[Extracted records]
::::::

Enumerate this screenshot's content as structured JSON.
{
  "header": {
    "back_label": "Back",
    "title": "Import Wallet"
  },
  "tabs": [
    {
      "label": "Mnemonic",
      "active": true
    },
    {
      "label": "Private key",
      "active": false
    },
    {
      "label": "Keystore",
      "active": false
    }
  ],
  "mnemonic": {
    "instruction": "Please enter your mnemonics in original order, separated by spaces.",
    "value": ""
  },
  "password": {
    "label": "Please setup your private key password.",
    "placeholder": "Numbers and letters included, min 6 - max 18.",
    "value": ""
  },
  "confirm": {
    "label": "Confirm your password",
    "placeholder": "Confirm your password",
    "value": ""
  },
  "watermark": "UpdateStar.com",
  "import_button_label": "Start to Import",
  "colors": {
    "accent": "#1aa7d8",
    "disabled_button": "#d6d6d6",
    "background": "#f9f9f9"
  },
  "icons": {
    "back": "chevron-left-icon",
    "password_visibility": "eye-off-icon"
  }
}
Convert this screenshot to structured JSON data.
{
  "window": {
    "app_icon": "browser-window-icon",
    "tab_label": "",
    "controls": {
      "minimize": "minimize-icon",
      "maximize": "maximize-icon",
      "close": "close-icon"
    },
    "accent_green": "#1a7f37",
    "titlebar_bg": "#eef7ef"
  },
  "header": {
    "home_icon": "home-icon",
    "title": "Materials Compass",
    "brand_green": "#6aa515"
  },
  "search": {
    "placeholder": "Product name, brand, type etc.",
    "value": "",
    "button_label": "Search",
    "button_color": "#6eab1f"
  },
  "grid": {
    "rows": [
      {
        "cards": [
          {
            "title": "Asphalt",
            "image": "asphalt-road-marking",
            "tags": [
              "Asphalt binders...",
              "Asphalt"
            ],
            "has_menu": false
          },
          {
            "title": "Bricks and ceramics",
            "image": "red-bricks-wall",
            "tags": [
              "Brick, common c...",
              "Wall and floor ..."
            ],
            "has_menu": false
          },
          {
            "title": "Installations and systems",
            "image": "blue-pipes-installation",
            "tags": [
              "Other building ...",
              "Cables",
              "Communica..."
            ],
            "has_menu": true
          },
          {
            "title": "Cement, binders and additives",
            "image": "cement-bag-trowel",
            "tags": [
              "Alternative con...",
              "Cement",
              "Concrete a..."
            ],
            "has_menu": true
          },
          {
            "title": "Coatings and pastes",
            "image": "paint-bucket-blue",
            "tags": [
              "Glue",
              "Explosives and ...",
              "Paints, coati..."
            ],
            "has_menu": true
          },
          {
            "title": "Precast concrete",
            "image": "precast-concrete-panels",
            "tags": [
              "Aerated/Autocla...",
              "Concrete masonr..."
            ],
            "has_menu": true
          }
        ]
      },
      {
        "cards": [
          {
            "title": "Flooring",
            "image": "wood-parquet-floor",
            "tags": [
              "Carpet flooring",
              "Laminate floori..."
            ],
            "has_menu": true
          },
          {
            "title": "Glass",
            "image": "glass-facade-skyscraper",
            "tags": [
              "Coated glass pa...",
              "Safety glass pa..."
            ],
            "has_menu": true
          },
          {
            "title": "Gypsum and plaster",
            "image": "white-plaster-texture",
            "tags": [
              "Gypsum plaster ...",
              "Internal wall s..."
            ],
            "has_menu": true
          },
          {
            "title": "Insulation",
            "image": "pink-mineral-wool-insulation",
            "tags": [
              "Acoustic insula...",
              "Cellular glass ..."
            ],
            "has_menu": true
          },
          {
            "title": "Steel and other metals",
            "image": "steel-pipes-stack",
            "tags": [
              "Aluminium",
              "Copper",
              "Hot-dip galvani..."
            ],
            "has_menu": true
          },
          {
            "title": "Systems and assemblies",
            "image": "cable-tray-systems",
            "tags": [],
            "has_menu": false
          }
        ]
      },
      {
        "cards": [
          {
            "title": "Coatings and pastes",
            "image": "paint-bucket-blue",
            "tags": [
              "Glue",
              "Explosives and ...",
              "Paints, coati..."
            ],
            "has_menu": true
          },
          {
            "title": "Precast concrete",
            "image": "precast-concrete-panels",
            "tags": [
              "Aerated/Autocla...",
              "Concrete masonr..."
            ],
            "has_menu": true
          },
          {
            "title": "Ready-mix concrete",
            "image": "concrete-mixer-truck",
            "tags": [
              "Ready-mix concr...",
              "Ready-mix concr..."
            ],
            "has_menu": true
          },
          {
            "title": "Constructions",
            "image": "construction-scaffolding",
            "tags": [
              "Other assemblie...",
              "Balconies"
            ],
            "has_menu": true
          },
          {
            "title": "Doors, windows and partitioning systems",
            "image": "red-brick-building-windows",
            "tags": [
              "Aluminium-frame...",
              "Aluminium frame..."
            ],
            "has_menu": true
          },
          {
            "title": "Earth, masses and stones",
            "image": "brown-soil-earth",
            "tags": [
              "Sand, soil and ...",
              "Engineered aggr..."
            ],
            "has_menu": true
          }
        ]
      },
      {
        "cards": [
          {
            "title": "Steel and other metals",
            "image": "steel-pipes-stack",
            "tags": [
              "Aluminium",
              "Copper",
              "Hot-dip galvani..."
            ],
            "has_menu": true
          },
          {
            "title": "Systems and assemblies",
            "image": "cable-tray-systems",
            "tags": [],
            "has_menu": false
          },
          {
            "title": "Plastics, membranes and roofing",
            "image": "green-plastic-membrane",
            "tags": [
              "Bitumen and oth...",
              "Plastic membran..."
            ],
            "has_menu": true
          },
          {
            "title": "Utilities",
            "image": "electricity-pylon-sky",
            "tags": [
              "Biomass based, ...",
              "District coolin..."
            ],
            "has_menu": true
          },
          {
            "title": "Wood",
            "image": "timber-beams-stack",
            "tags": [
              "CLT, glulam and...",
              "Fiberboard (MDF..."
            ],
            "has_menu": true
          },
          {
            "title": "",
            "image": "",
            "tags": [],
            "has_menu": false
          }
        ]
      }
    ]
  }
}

::::::

EXERCISE DETAILS: Your task is to repeat the data exactly; please include every line.

CORRECT RESULT:
Enumerate this screenshot's content as structured JSON.
{
  "header": {
    "back_label": "Back",
    "title": "Import Wallet"
  },
  "tabs": [
    {
      "label": "Mnemonic",
      "active": true
    },
    {
      "label": "Private key",
      "active": false
    },
    {
      "label": "Keystore",
      "active": false
    }
  ],
  "mnemonic": {
    "instruction": "Please enter your mnemonics in original order, separated by spaces.",
    "value": ""
  },
  "password": {
    "label": "Please setup your private key password.",
    "placeholder": "Numbers and letters included, min 6 - max 18.",
    "value": ""
  },
  "confirm": {
    "label": "Confirm your password",
    "placeholder": "Confirm your password",
    "value": ""
  },
  "watermark": "UpdateStar.com",
  "import_button_label": "Start to Import",
  "colors": {
    "accent": "#1aa7d8",
    "disabled_button": "#d6d6d6",
    "background": "#f9f9f9"
  },
  "icons": {
    "back": "chevron-left-icon",
    "password_visibility": "eye-off-icon"
  }
}
Convert this screenshot to structured JSON data.
{
  "window": {
    "app_icon": "browser-window-icon",
    "tab_label": "",
    "controls": {
      "minimize": "minimize-icon",
      "maximize": "maximize-icon",
      "close": "close-icon"
    },
    "accent_green": "#1a7f37",
    "titlebar_bg": "#eef7ef"
  },
  "header": {
    "home_icon": "home-icon",
    "title": "Materials Compass",
    "brand_green": "#6aa515"
  },
  "search": {
    "placeholder": "Product name, brand, type etc.",
    "value": "",
    "button_label": "Search",
    "button_color": "#6eab1f"
  },
  "grid": {
    "rows": [
      {
        "cards": [
          {
            "title": "Asphalt",
            "image": "asphalt-road-marking",
            "tags": [
              "Asphalt binders...",
              "Asphalt"
            ],
            "has_menu": false
          },
          {
            "title": "Bricks and ceramics",
            "image": "red-bricks-wall",
            "tags": [
              "Brick, common c...",
              "Wall and floor ..."
            ],
            "has_menu": false
          },
          {
            "title": "Installations and systems",
            "image": "blue-pipes-installation",
            "tags": [
              "Other building ...",
              "Cables",
              "Communica..."
            ],
            "has_menu": true
          },
          {
            "title": "Cement, binders and additives",
            "image": "cement-bag-trowel",
            "tags": [
              "Alternative con...",
              "Cement",
              "Concrete a..."
            ],
            "has_menu": true
          },
          {
            "title": "Coatings and pastes",
            "image": "paint-bucket-blue",
            "tags": [
              "Glue",
              "Explosives and ...",
              "Paints, coati..."
            ],
            "has_menu": true
          },
          {
            "title": "Precast concrete",
            "image": "precast-concrete-panels",
            "tags": [
              "Aerated/Autocla...",
              "Concrete masonr..."
            ],
            "has_menu": true
          }
        ]
      },
      {
        "cards": [
          {
            "title": "Flooring",
            "image": "wood-parquet-floor",
            "tags": [
              "Carpet flooring",
              "Laminate floori..."
            ],
            "has_menu": true
          },
          {
            "title": "Glass",
            "image": "glass-facade-skyscraper",
            "tags": [
              "Coated glass pa...",
              "Safety glass pa..."
            ],
            "has_menu": true
          },
          {
            "title": "Gypsum and plaster",
            "image": "white-plaster-texture",
            "tags": [
              "Gypsum plaster ...",
              "Internal wall s..."
            ],
            "has_menu": true
          },
          {
            "title": "Insulation",
            "image": "pink-mineral-wool-insulation",
            "tags": [
              "Acoustic insula...",
              "Cellular glass ..."
            ],
            "has_menu": true
          },
          {
            "title": "Steel and other metals",
            "image": "steel-pipes-stack",
            "tags": [
              "Aluminium",
              "Copper",
              "Hot-dip galvani..."
            ],
            "has_menu": true
          },
          {
            "title": "Systems and assemblies",
            "image": "cable-tray-systems",
            "tags": [],
            "has_menu": false
          }
        ]
      },
      {
        "cards": [
          {
            "title": "Coatings and pastes",
            "image": "paint-bucket-blue",
            "tags": [
              "Glue",
              "Explosives and ...",
              "Paints, coati..."
            ],
            "has_menu": true
          },
          {
            "title": "Precast concrete",
            "image": "precast-concrete-panels",
            "tags": [
              "Aerated/Autocla...",
              "Concrete masonr..."
            ],
            "has_menu": true
          },
          {
            "title": "Ready-mix concrete",
            "image": "concrete-mixer-truck",
            "tags": [
              "Ready-mix concr...",
              "Ready-mix concr..."
            ],
            "has_menu": true
          },
          {
            "title": "Constructions",
            "image": "construction-scaffolding",
            "tags": [
              "Other assemblie...",
              "Balconies"
            ],
            "has_menu": true
          },
          {
            "title": "Doors, windows and partitioning systems",
            "image": "red-brick-building-windows",
            "tags": [
              "Aluminium-frame...",
              "Aluminium frame..."
            ],
            "has_menu": true
          },
          {
            "title": "Earth, masses and stones",
            "image": "brown-soil-earth",
            "tags": [
              "Sand, soil and ...",
              "Engineered aggr..."
            ],
            "has_menu": true
          }
        ]
      },
      {
        "cards": [
          {
            "title": "Steel and other metals",
            "image": "steel-pipes-stack",
            "tags": [
              "Aluminium",
              "Copper",
              "Hot-dip galvani..."
            ],
            "has_menu": true
          },
          {
            "title": "Systems and assemblies",
            "image": "cable-tray-systems",
            "tags": [],
            "has_menu": false
          },
          {
            "title": "Plastics, membranes and roofing",
            "image": "green-plastic-membrane",
            "tags": [
              "Bitumen and oth...",
              "Plastic membran..."
            ],
            "has_menu": true
          },
          {
            "title": "Utilities",
            "image": "electricity-pylon-sky",
            "tags": [
              "Biomass based, ...",
              "District coolin..."
            ],
            "has_menu": true
          },
          {
            "title": "Wood",
            "image": "timber-beams-stack",
            "tags": [
              "CLT, glulam and...",
              "Fiberboard (MDF..."
            ],
            "has_menu": true
          },
          {
            "title": "",
            "image": "",
            "tags": [],
            "has_menu": false
          }
        ]
      }
    ]
  }
}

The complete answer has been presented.